- To do
Go through the data below. Pull out every line that has the word "Small".

────

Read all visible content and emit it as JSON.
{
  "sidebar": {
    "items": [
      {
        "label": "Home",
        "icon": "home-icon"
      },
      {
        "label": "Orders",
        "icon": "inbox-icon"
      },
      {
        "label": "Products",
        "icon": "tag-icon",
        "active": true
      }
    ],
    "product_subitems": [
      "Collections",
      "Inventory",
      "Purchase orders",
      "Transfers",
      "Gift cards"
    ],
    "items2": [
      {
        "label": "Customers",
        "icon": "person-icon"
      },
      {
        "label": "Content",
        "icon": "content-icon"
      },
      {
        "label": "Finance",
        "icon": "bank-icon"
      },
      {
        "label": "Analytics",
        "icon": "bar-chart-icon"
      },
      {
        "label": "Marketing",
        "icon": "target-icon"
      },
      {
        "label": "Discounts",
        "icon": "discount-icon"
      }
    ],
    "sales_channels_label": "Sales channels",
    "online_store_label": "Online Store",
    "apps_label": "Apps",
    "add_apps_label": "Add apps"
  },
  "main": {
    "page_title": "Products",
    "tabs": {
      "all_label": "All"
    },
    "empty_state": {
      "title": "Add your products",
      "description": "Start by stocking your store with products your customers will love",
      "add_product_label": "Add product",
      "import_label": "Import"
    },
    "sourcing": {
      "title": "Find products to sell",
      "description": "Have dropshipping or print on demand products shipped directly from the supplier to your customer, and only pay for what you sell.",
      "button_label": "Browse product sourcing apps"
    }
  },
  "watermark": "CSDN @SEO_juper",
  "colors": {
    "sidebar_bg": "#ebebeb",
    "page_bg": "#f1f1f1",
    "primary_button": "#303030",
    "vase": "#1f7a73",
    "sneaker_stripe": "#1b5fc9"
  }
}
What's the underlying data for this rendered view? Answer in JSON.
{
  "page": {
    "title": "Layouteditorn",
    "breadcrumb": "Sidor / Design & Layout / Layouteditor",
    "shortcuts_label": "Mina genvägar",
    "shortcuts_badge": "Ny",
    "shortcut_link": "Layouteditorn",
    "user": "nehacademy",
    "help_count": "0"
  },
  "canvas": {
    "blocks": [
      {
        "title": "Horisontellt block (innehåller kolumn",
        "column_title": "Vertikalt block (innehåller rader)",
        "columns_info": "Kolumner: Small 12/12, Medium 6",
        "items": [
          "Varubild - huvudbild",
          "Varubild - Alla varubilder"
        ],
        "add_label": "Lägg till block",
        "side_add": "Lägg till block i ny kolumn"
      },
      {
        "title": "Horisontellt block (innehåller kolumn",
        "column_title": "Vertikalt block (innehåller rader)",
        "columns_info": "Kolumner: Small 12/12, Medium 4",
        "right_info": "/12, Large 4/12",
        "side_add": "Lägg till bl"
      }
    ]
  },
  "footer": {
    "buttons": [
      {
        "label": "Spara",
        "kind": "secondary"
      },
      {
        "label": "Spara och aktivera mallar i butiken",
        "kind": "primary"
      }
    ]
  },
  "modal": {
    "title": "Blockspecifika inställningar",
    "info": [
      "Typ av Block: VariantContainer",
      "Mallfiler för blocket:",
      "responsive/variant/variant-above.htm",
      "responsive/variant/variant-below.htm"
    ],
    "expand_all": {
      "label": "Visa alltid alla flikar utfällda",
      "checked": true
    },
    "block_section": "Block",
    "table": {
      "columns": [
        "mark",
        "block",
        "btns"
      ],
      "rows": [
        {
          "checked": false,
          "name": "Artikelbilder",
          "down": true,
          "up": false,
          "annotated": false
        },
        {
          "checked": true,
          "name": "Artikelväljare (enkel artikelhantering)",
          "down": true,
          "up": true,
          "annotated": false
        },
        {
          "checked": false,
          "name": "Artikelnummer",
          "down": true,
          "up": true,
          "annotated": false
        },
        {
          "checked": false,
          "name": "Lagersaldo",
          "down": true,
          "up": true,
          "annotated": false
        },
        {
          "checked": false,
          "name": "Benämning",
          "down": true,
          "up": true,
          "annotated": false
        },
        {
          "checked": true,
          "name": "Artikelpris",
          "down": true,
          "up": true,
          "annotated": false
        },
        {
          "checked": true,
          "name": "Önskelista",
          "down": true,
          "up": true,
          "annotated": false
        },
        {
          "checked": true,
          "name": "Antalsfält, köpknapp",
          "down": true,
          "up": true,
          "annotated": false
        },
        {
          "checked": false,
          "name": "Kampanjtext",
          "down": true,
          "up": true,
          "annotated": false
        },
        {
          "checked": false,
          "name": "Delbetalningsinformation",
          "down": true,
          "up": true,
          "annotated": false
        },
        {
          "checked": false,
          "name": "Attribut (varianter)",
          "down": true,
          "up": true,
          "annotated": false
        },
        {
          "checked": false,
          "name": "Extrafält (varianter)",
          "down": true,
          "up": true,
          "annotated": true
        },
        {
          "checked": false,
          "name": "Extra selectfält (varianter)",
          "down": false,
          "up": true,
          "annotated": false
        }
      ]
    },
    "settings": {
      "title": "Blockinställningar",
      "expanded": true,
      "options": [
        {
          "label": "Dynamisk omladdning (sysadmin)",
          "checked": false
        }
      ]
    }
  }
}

────

- Exercise result
        "columns_info": "Kolumner: Small 12/12, Medium 6",
        "columns_info": "Kolumner: Small 12/12, Medium 4",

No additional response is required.